-- start --

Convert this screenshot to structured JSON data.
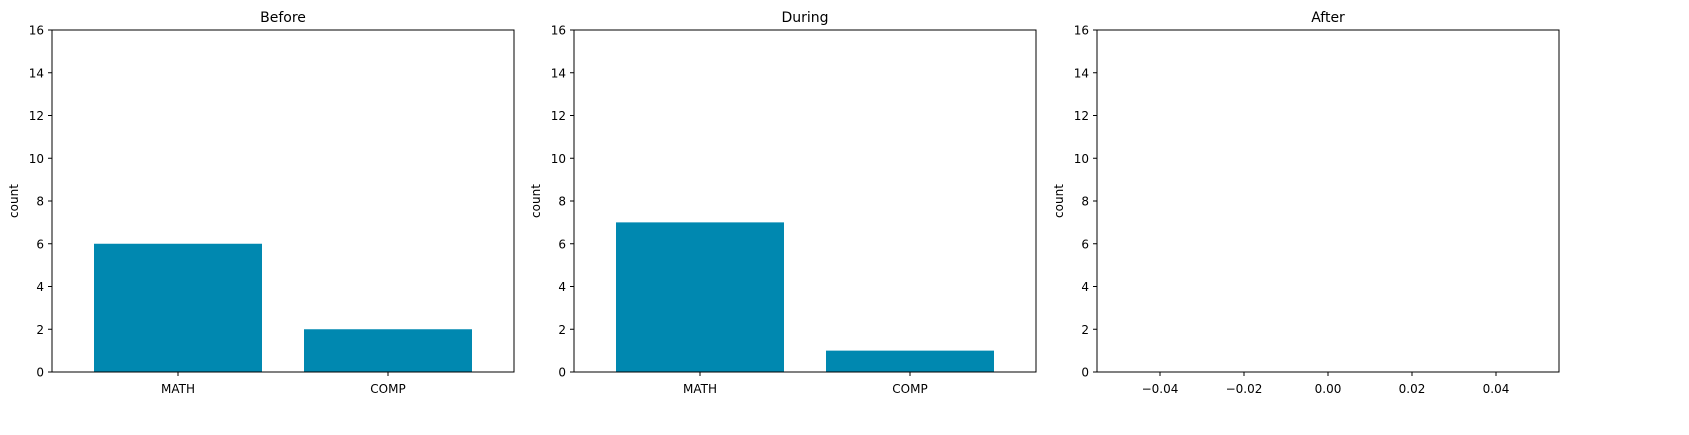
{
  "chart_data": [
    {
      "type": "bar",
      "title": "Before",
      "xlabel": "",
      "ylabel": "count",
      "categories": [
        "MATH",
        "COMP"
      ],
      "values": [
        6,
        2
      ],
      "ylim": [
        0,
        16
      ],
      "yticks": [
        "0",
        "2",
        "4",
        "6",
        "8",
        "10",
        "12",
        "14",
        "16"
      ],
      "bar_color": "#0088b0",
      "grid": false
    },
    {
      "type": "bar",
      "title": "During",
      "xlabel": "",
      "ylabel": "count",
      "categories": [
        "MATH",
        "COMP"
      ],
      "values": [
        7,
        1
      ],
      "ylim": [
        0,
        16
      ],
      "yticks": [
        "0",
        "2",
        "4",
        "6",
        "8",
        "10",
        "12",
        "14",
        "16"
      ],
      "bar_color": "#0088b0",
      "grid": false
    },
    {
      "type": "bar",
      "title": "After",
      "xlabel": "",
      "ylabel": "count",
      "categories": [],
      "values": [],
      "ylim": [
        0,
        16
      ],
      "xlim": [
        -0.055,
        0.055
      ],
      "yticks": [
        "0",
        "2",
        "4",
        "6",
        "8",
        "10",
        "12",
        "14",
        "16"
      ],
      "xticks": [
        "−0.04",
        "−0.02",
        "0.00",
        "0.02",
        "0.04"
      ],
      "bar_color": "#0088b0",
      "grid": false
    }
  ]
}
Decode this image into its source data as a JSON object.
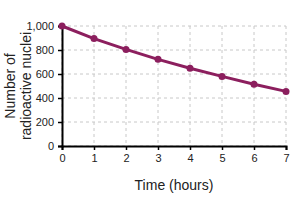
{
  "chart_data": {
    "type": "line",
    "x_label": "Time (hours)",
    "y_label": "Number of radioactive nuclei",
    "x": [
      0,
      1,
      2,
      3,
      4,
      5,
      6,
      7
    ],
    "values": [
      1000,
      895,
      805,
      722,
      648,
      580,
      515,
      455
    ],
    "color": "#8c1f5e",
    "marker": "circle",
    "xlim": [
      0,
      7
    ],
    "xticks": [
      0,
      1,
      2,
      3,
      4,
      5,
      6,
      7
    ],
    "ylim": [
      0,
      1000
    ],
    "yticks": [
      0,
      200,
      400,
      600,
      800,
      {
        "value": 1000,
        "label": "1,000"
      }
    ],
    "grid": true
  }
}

-- end --
-- start --

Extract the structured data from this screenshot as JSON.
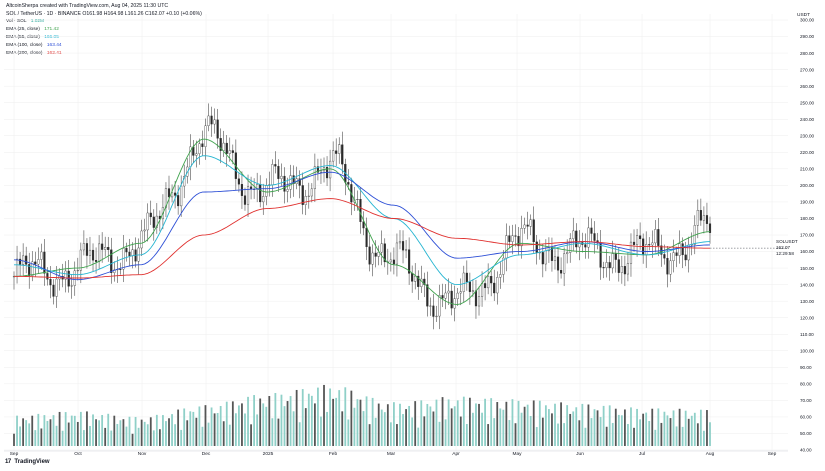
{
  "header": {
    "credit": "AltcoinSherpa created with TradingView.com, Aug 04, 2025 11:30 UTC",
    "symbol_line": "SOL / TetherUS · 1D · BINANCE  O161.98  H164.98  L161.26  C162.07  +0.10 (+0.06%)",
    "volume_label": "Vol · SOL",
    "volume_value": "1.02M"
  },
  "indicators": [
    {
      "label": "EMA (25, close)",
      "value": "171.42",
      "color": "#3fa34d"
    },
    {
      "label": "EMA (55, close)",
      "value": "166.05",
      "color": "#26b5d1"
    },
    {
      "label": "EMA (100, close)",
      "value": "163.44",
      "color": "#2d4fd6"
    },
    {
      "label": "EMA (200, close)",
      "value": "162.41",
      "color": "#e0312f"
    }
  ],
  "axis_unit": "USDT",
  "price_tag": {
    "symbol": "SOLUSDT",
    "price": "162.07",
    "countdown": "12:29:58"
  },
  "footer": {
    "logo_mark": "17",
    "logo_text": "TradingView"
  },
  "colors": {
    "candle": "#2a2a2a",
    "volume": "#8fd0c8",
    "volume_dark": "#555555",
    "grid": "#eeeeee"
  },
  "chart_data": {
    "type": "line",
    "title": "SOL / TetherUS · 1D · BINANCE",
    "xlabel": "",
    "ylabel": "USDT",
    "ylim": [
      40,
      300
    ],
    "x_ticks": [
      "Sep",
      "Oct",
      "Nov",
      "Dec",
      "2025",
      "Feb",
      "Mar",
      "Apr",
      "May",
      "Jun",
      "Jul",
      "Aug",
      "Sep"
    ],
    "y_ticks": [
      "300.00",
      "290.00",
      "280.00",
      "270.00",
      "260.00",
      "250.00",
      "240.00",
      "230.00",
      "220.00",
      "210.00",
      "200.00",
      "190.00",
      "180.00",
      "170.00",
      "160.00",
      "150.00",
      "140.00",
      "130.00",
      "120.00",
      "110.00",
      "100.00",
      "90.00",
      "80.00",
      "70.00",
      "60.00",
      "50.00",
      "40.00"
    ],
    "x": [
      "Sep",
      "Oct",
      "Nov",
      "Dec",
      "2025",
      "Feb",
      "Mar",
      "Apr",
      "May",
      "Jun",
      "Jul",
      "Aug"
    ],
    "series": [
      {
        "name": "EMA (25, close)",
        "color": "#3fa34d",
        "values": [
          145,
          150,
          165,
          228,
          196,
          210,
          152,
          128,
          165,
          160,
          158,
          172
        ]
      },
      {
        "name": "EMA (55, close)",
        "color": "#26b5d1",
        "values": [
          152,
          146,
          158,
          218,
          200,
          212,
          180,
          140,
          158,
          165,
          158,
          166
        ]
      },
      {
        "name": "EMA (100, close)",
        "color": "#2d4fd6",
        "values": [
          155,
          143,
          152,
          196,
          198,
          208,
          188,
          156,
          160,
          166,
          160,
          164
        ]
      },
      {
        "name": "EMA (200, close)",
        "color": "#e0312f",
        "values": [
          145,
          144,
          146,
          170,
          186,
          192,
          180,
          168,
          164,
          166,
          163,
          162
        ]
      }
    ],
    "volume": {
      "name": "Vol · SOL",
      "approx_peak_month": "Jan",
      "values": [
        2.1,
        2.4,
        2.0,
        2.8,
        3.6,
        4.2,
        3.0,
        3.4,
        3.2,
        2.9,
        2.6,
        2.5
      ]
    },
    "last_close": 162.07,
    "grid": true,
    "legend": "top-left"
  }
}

-- end --

Write down only the number of lines that contain the string "BINANCE" in the listing.

FULL SOLUTION
2